What you are asked to do
All of the records below must be output exactly, with no pictures carried over.

::: Available data :::

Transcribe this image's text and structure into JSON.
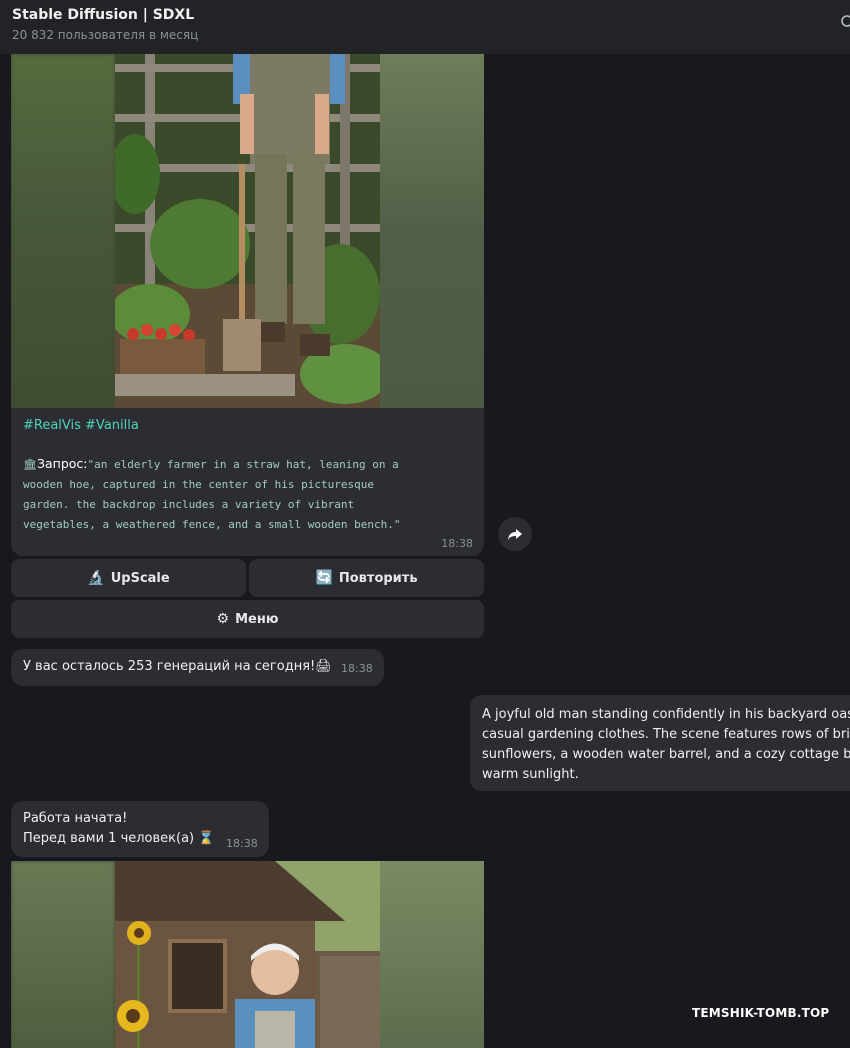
{
  "header": {
    "title": "Stable Diffusion | SDXL",
    "subtitle": "20 832 пользователя в месяц",
    "search_icon": "search-icon"
  },
  "messages": {
    "caption": {
      "tags": "#RealVis #Vanilla",
      "prompt_label": "Запрос:",
      "prompt_lines": [
        "\"an elderly farmer in a straw hat, leaning on a",
        "wooden hoe, captured in the center of his picturesque",
        "garden. the backdrop includes a variety of vibrant",
        "vegetables, a weathered fence, and a small wooden bench.\""
      ],
      "time": "18:38"
    },
    "keyboard": {
      "upscale": "UpScale",
      "repeat": "Повторить",
      "menu": "Меню"
    },
    "remaining": {
      "text": "У вас осталось 253 генераций на сегодня!",
      "time": "18:38"
    },
    "outgoing": {
      "lines": [
        "A joyful old man standing confidently in his backyard oas",
        "casual gardening clothes. The scene features rows of brig",
        "sunflowers, a wooden water barrel, and a cozy cottage b",
        "warm sunlight."
      ]
    },
    "status": {
      "line1": "Работа начата!",
      "line2": "Перед вами 1 человек(а)",
      "time": "18:38"
    }
  },
  "watermark": "TEMSHIK-TOMB.TOP",
  "colors": {
    "background": "#17191e",
    "bubble": "#2b2d33",
    "hashtag": "#4fd3b4",
    "code": "#a4ccbc"
  }
}
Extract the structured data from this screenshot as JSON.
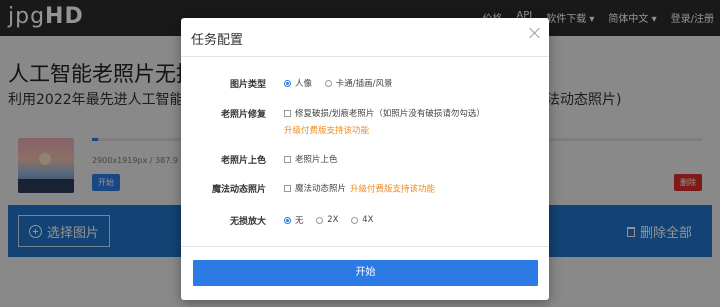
{
  "header": {
    "logo_thin": "jpg",
    "logo_bold": "HD",
    "nav": [
      {
        "label": "价格"
      },
      {
        "label": "API"
      },
      {
        "label": "软件下载 ▾"
      },
      {
        "label": "简体中文 ▾"
      },
      {
        "label": "登录/注册"
      }
    ]
  },
  "hero": {
    "title": "人工智能老照片无损",
    "subtitle": "利用2022年最先进人工智能 A",
    "subtitle_right": "法动态照片)"
  },
  "upload": {
    "file_info": "2900x1919px / 387.9 KB",
    "progress_percent": 1,
    "start_label": "开始",
    "delete_label": "删除"
  },
  "bottom_bar": {
    "select_label": "选择图片",
    "delete_all_label": "删除全部"
  },
  "modal": {
    "title": "任务配置",
    "rows": {
      "image_type": {
        "label": "图片类型",
        "options": [
          {
            "label": "人像",
            "checked": true
          },
          {
            "label": "卡通/插画/风景",
            "checked": false
          }
        ]
      },
      "repair": {
        "label": "老照片修复",
        "option": "修复破损/划痕老照片（如照片没有破损请勿勾选）",
        "upgrade": "升级付费版支持该功能"
      },
      "colorize": {
        "label": "老照片上色",
        "option": "老照片上色"
      },
      "animate": {
        "label": "魔法动态照片",
        "option": "魔法动态照片",
        "upgrade": "升级付费版支持该功能"
      },
      "upscale": {
        "label": "无损放大",
        "options": [
          {
            "label": "无",
            "checked": true
          },
          {
            "label": "2X",
            "checked": false
          },
          {
            "label": "4X",
            "checked": false
          }
        ]
      }
    },
    "start_label": "开始"
  },
  "colors": {
    "accent": "#2c7be5",
    "bar_blue": "#2173c8",
    "danger": "#d9302c",
    "upgrade_orange": "#f08a1d",
    "topbar": "#2b2b2b"
  }
}
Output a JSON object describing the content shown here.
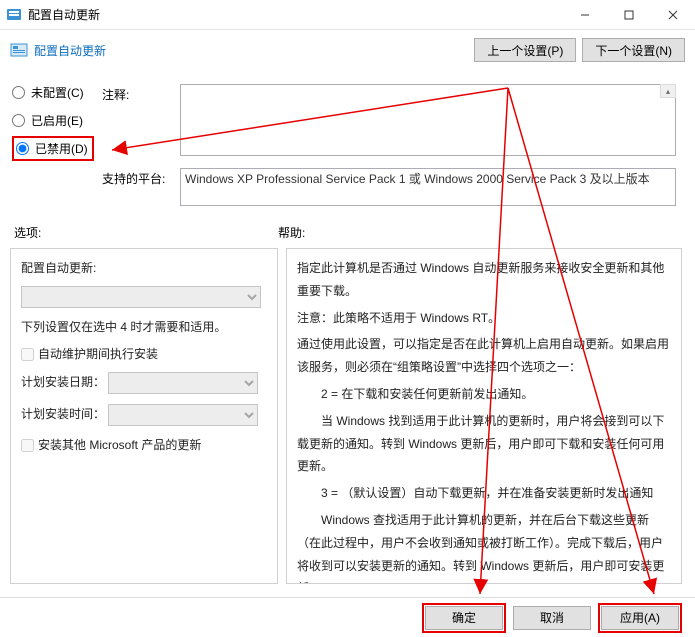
{
  "window": {
    "title": "配置自动更新"
  },
  "header": {
    "title": "配置自动更新",
    "prev_btn": "上一个设置(P)",
    "next_btn": "下一个设置(N)"
  },
  "radios": {
    "not_configured": "未配置(C)",
    "enabled": "已启用(E)",
    "disabled": "已禁用(D)"
  },
  "labels": {
    "comment": "注释:",
    "supported": "支持的平台:",
    "options": "选项:",
    "help": "帮助:"
  },
  "supported_text": "Windows XP Professional Service Pack 1 或 Windows 2000 Service Pack 3 及以上版本",
  "options": {
    "line1": "配置自动更新:",
    "note": "下列设置仅在选中 4 时才需要和适用。",
    "cb_maint": "自动维护期间执行安装",
    "sched_day": "计划安装日期：",
    "sched_time": "计划安装时间：",
    "cb_other": "安装其他 Microsoft 产品的更新"
  },
  "help": {
    "p1": "指定此计算机是否通过 Windows 自动更新服务来接收安全更新和其他重要下载。",
    "p2": "注意：此策略不适用于 Windows RT。",
    "p3": "通过使用此设置，可以指定是否在此计算机上启用自动更新。如果启用该服务，则必须在“组策略设置”中选择四个选项之一：",
    "p4": "2 = 在下载和安装任何更新前发出通知。",
    "p5": "当 Windows 找到适用于此计算机的更新时，用户将会接到可以下载更新的通知。转到 Windows 更新后，用户即可下载和安装任何可用更新。",
    "p6": "3 = （默认设置）自动下载更新，并在准备安装更新时发出通知",
    "p7": "Windows 查找适用于此计算机的更新，并在后台下载这些更新（在此过程中，用户不会收到通知或被打断工作）。完成下载后，用户将收到可以安装更新的通知。转到 Windows 更新后，用户即可安装更新。"
  },
  "footer": {
    "ok": "确定",
    "cancel": "取消",
    "apply": "应用(A)"
  }
}
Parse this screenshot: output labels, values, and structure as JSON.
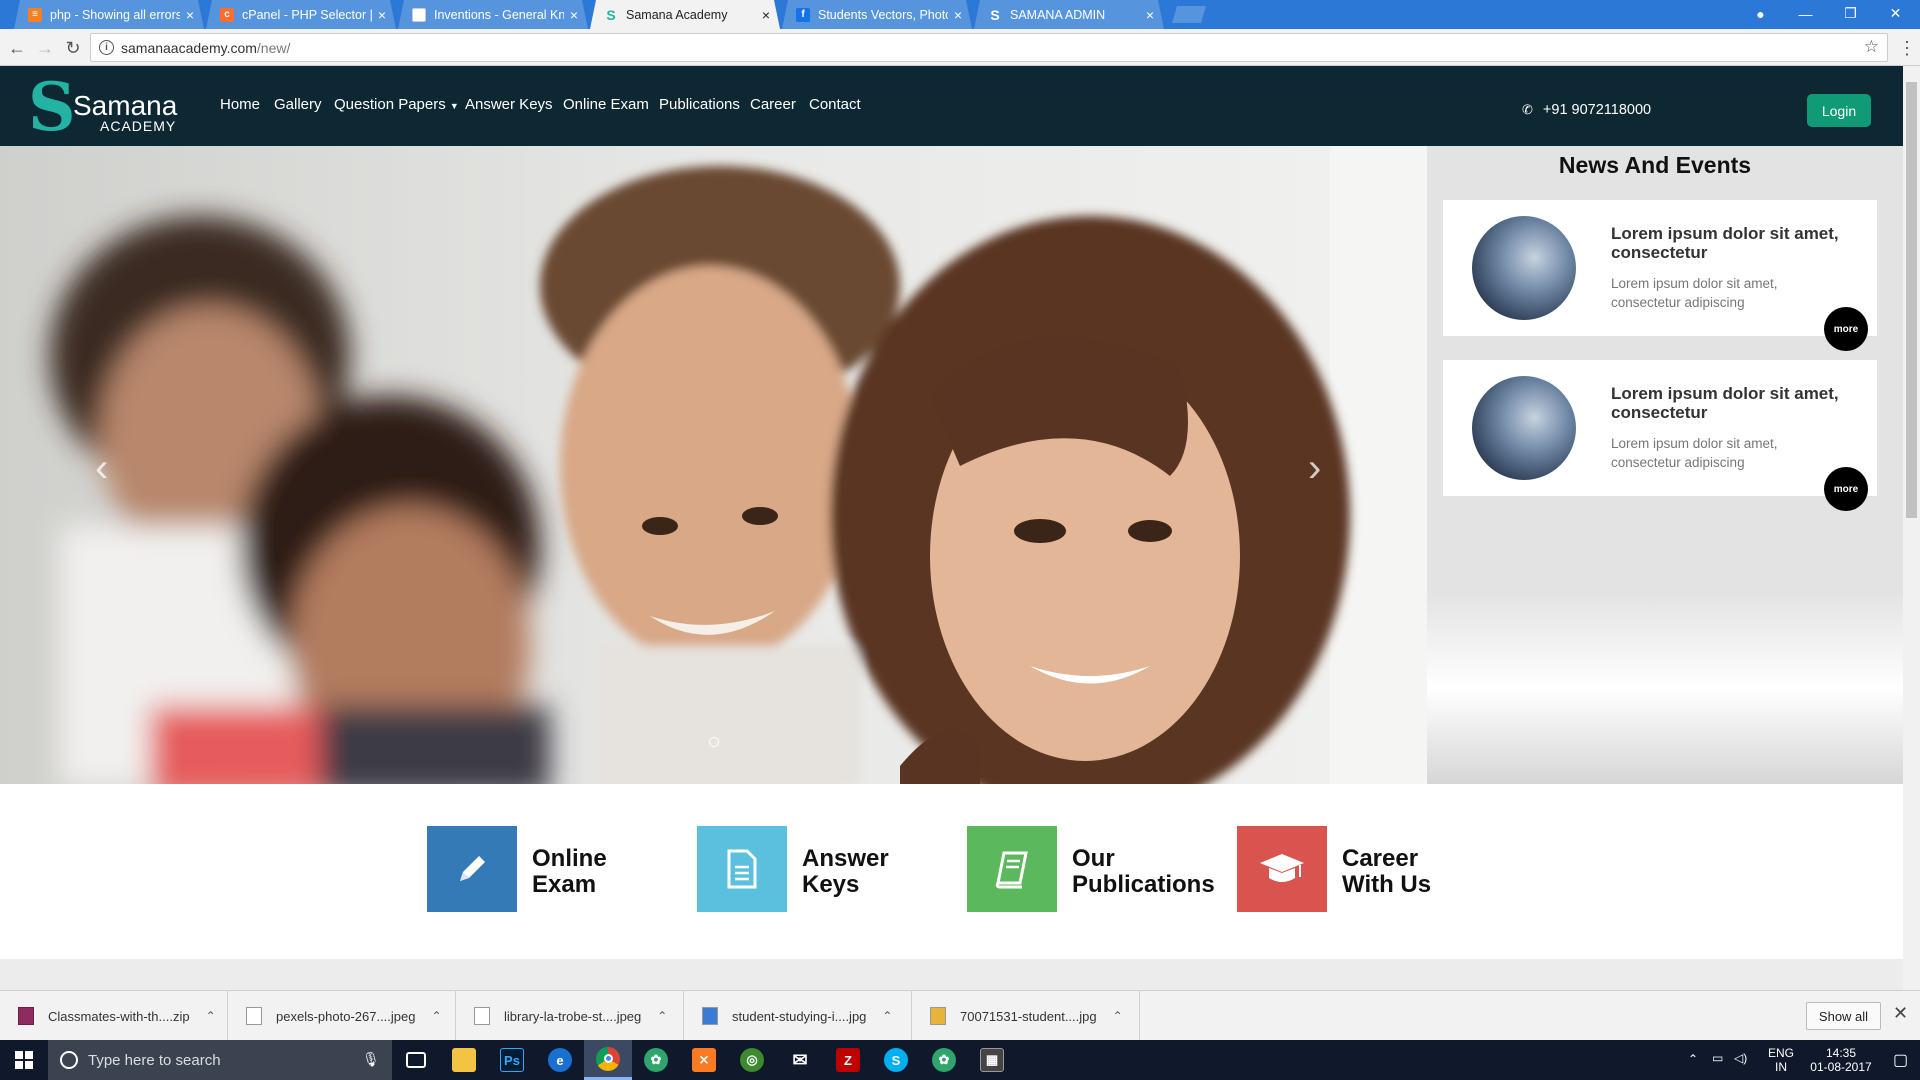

:::

Answer for the task
Transcribe this image's text and structure into JSON.
{
  "header": {
    "title": "Stable Diffusion | SDXL",
    "subtitle": "20 832 пользователя в месяц",
    "search_icon": "search-icon"
  },
  "messages": {
    "caption": {
      "tags": "#RealVis #Vanilla",
      "prompt_label": "Запрос:",
      "prompt_lines": [
        "\"an elderly farmer in a straw hat, leaning on a",
        "wooden hoe, captured in the center of his picturesque",
        "garden. the backdrop includes a variety of vibrant",
        "vegetables, a weathered fence, and a small wooden bench.\""
      ],
      "time": "18:38"
    },
    "keyboard": {
      "upscale": "UpScale",
      "repeat": "Повторить",
      "menu": "Меню"
    },
    "remaining": {
      "text": "У вас осталось 253 генераций на сегодня!",
      "time": "18:38"
    },
    "outgoing": {
      "lines": [
        "A joyful old man standing confidently in his backyard oas",
        "casual gardening clothes. The scene features rows of brig",
        "sunflowers, a wooden water barrel, and a cozy cottage b",
        "warm sunlight."
      ]
    },
    "status": {
      "line1": "Работа начата!",
      "line2": "Перед вами 1 человек(а)",
      "time": "18:38"
    }
  },
  "watermark": "TEMSHIK-TOMB.TOP",
  "colors": {
    "background": "#17191e",
    "bubble": "#2b2d33",
    "hashtag": "#4fd3b4",
    "code": "#a4ccbc"
  }
}
Extract the structured data from this screenshot as JSON.
{
  "header": {
    "logo_thin": "jpg",
    "logo_bold": "HD",
    "nav": [
      {
        "label": "价格"
      },
      {
        "label": "API"
      },
      {
        "label": "软件下载 ▾"
      },
      {
        "label": "简体中文 ▾"
      },
      {
        "label": "登录/注册"
      }
    ]
  },
  "hero": {
    "title": "人工智能老照片无损",
    "subtitle": "利用2022年最先进人工智能 A",
    "subtitle_right": "法动态照片)"
  },
  "upload": {
    "file_info": "2900x1919px / 387.9 KB",
    "progress_percent": 1,
    "start_label": "开始",
    "delete_label": "删除"
  },
  "bottom_bar": {
    "select_label": "选择图片",
    "delete_all_label": "删除全部"
  },
  "modal": {
    "title": "任务配置",
    "rows": {
      "image_type": {
        "label": "图片类型",
        "options": [
          {
            "label": "人像",
            "checked": true
          },
          {
            "label": "卡通/插画/风景",
            "checked": false
          }
        ]
      },
      "repair": {
        "label": "老照片修复",
        "option": "修复破损/划痕老照片（如照片没有破损请勿勾选）",
        "upgrade": "升级付费版支持该功能"
      },
      "colorize": {
        "label": "老照片上色",
        "option": "老照片上色"
      },
      "animate": {
        "label": "魔法动态照片",
        "option": "魔法动态照片",
        "upgrade": "升级付费版支持该功能"
      },
      "upscale": {
        "label": "无损放大",
        "options": [
          {
            "label": "无",
            "checked": true
          },
          {
            "label": "2X",
            "checked": false
          },
          {
            "label": "4X",
            "checked": false
          }
        ]
      }
    },
    "start_label": "开始"
  },
  "colors": {
    "accent": "#2c7be5",
    "bar_blue": "#2173c8",
    "danger": "#d9302c",
    "upgrade_orange": "#f08a1d",
    "topbar": "#2b2b2b"
  }
}
Output a JSON object describing the content shown here.
{
  "window": {
    "title": "配置自动更新"
  },
  "header": {
    "title": "配置自动更新",
    "prev_btn": "上一个设置(P)",
    "next_btn": "下一个设置(N)"
  },
  "radios": {
    "not_configured": "未配置(C)",
    "enabled": "已启用(E)",
    "disabled": "已禁用(D)"
  },
  "labels": {
    "comment": "注释:",
    "supported": "支持的平台:",
    "options": "选项:",
    "help": "帮助:"
  },
  "supported_text": "Windows XP Professional Service Pack 1 或 Windows 2000 Service Pack 3 及以上版本",
  "options": {
    "line1": "配置自动更新:",
    "note": "下列设置仅在选中 4 时才需要和适用。",
    "cb_maint": "自动维护期间执行安装",
    "sched_day": "计划安装日期：",
    "sched_time": "计划安装时间：",
    "cb_other": "安装其他 Microsoft 产品的更新"
  },
  "help": {
    "p1": "指定此计算机是否通过 Windows 自动更新服务来接收安全更新和其他重要下载。",
    "p2": "注意：此策略不适用于 Windows RT。",
    "p3": "通过使用此设置，可以指定是否在此计算机上启用自动更新。如果启用该服务，则必须在“组策略设置”中选择四个选项之一：",
    "p4": "2 = 在下载和安装任何更新前发出通知。",
    "p5": "当 Windows 找到适用于此计算机的更新时，用户将会接到可以下载更新的通知。转到 Windows 更新后，用户即可下载和安装任何可用更新。",
    "p6": "3 = （默认设置）自动下载更新，并在准备安装更新时发出通知",
    "p7": "Windows 查找适用于此计算机的更新，并在后台下载这些更新（在此过程中，用户不会收到通知或被打断工作）。完成下载后，用户将收到可以安装更新的通知。转到 Windows 更新后，用户即可安装更新。"
  },
  "footer": {
    "ok": "确定",
    "cancel": "取消",
    "apply": "应用(A)"
  }
}
Parse this screenshot: output labels, values, and structure as JSON.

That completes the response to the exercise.